§ WORK TO DO
Images appear in the records below; leave them out and repeat everything else exactly.

*** INPUT DATA

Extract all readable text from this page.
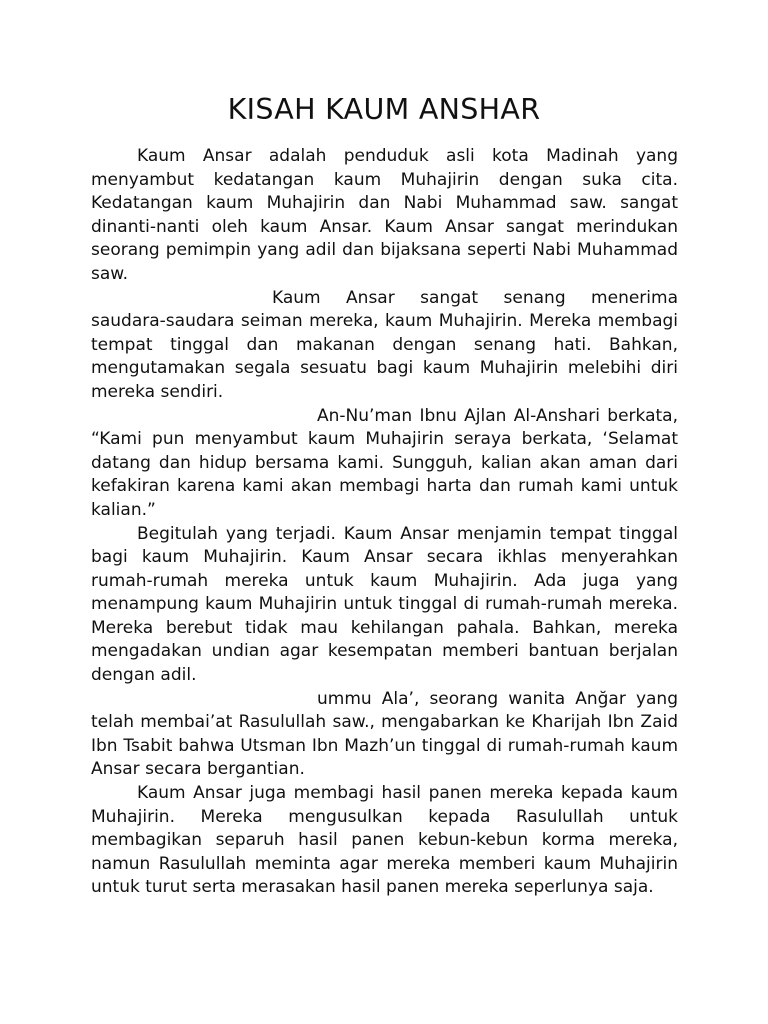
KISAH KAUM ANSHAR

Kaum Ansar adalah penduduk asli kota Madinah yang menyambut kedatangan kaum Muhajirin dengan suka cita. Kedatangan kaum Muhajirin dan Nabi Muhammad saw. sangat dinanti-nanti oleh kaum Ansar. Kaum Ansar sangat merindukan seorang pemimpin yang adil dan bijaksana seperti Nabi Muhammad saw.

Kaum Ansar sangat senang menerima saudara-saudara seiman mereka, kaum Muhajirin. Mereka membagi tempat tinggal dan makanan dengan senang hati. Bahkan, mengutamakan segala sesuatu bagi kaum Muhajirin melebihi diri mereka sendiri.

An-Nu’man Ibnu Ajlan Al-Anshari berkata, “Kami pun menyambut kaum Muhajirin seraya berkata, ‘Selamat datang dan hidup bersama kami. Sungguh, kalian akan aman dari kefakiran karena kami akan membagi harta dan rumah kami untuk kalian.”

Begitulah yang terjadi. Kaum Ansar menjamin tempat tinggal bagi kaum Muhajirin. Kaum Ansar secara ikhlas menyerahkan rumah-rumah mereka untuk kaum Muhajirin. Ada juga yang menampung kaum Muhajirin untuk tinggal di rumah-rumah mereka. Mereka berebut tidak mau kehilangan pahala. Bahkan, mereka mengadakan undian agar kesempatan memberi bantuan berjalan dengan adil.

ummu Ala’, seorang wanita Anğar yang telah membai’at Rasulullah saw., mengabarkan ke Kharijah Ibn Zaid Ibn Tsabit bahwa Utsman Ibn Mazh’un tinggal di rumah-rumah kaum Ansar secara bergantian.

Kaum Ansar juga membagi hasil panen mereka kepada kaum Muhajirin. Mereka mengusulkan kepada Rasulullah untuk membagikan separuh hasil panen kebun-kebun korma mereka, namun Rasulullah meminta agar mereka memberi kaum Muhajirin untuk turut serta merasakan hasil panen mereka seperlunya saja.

******

§ FULL OUTPUT
Extract all readable text from this page.
KISAH KAUM ANSHAR

Kaum Ansar adalah penduduk asli kota Madinah yang menyambut kedatangan kaum Muhajirin dengan suka cita. Kedatangan kaum Muhajirin dan Nabi Muhammad saw. sangat dinanti-nanti oleh kaum Ansar. Kaum Ansar sangat merindukan seorang pemimpin yang adil dan bijaksana seperti Nabi Muhammad saw.

Kaum Ansar sangat senang menerima saudara-saudara seiman mereka, kaum Muhajirin. Mereka membagi tempat tinggal dan makanan dengan senang hati. Bahkan, mengutamakan segala sesuatu bagi kaum Muhajirin melebihi diri mereka sendiri.

An-Nu’man Ibnu Ajlan Al-Anshari berkata, “Kami pun menyambut kaum Muhajirin seraya berkata, ‘Selamat datang dan hidup bersama kami. Sungguh, kalian akan aman dari kefakiran karena kami akan membagi harta dan rumah kami untuk kalian.”

Begitulah yang terjadi. Kaum Ansar menjamin tempat tinggal bagi kaum Muhajirin. Kaum Ansar secara ikhlas menyerahkan rumah-rumah mereka untuk kaum Muhajirin. Ada juga yang menampung kaum Muhajirin untuk tinggal di rumah-rumah mereka. Mereka berebut tidak mau kehilangan pahala. Bahkan, mereka mengadakan undian agar kesempatan memberi bantuan berjalan dengan adil.

ummu Ala’, seorang wanita Anğar yang telah membai’at Rasulullah saw., mengabarkan ke Kharijah Ibn Zaid Ibn Tsabit bahwa Utsman Ibn Mazh’un tinggal di rumah-rumah kaum Ansar secara bergantian.

Kaum Ansar juga membagi hasil panen mereka kepada kaum Muhajirin. Mereka mengusulkan kepada Rasulullah untuk membagikan separuh hasil panen kebun-kebun korma mereka, namun Rasulullah meminta agar mereka memberi kaum Muhajirin untuk turut serta merasakan hasil panen mereka seperlunya saja.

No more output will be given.